## Start PROVIDED DATA

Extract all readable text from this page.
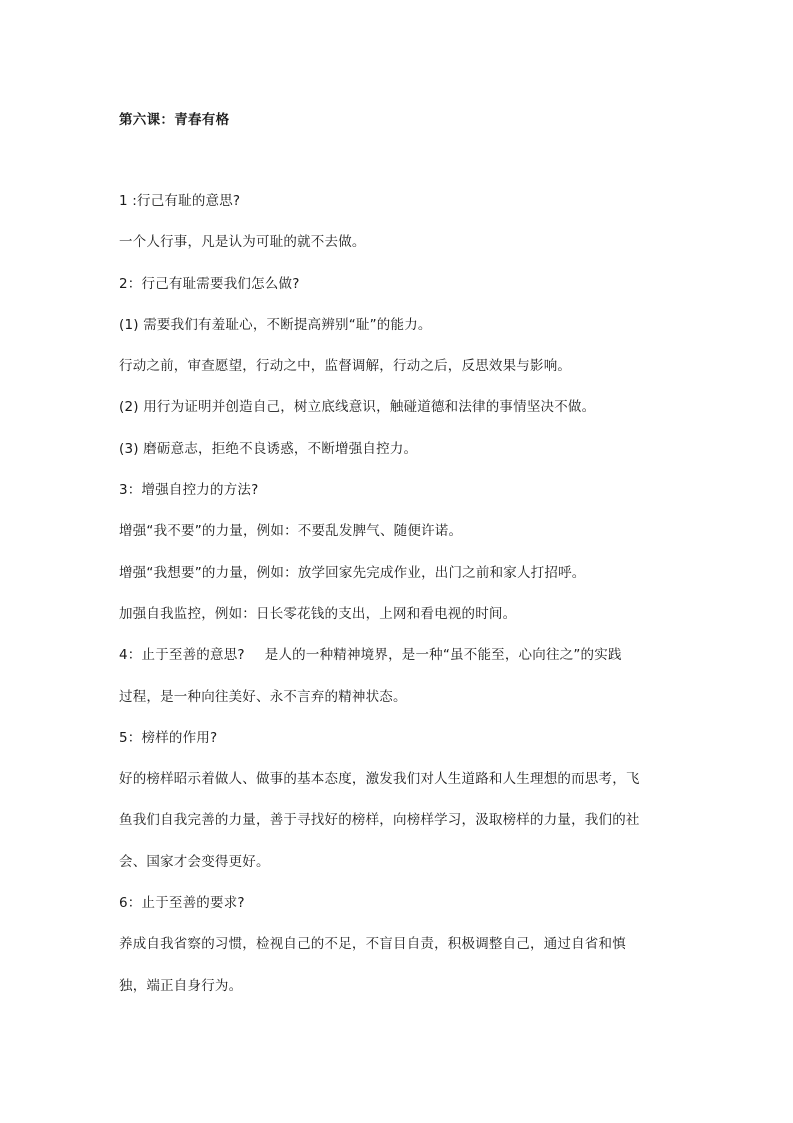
第六课：青春有格
1 :行己有耻的意思?
一个人行事，凡是认为可耻的就不去做。
2：行己有耻需要我们怎么做?
(1) 需要我们有羞耻心，不断提高辨别“耻”的能力。
行动之前，审查愿望，行动之中，监督调解，行动之后，反思效果与影响。
(2) 用行为证明并创造自己，树立底线意识，触碰道德和法律的事情坚决不做。
(3) 磨砺意志，拒绝不良诱惑，不断增强自控力。
3：增强自控力的方法?
增强“我不要”的力量，例如：不要乱发脾气、随便许诺。
增强“我想要”的力量，例如：放学回家先完成作业，出门之前和家人打招呼。
加强自我监控，例如：日长零花钱的支出，上网和看电视的时间。
4：止于至善的意思? 是人的一种精神境界，是一种“虽不能至，心向往之”的实践
过程，是一种向往美好、永不言弃的精神状态。
5：榜样的作用?
好的榜样昭示着做人、做事的基本态度，激发我们对人生道路和人生理想的而思考，飞
鱼我们自我完善的力量，善于寻找好的榜样，向榜样学习，汲取榜样的力量，我们的社
会、国家才会变得更好。
6：止于至善的要求?
养成自我省察的习惯，检视自己的不足，不盲目自责，积极调整自己，通过自省和慎
独，端正自身行为。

## End PROVIDED DATA

## TASK PROMPT
Copy every record character for character. Skip the pictures.

## THE ANSWER
Extract all readable text from this page.
第六课：青春有格
1 :行己有耻的意思?
一个人行事，凡是认为可耻的就不去做。
2：行己有耻需要我们怎么做?
(1) 需要我们有羞耻心，不断提高辨别“耻”的能力。
行动之前，审查愿望，行动之中，监督调解，行动之后，反思效果与影响。
(2) 用行为证明并创造自己，树立底线意识，触碰道德和法律的事情坚决不做。
(3) 磨砺意志，拒绝不良诱惑，不断增强自控力。
3：增强自控力的方法?
增强“我不要”的力量，例如：不要乱发脾气、随便许诺。
增强“我想要”的力量，例如：放学回家先完成作业，出门之前和家人打招呼。
加强自我监控，例如：日长零花钱的支出，上网和看电视的时间。
4：止于至善的意思? 是人的一种精神境界，是一种“虽不能至，心向往之”的实践
过程，是一种向往美好、永不言弃的精神状态。
5：榜样的作用?
好的榜样昭示着做人、做事的基本态度，激发我们对人生道路和人生理想的而思考，飞
鱼我们自我完善的力量，善于寻找好的榜样，向榜样学习，汲取榜样的力量，我们的社
会、国家才会变得更好。
6：止于至善的要求?
养成自我省察的习惯，检视自己的不足，不盲目自责，积极调整自己，通过自省和慎
独，端正自身行为。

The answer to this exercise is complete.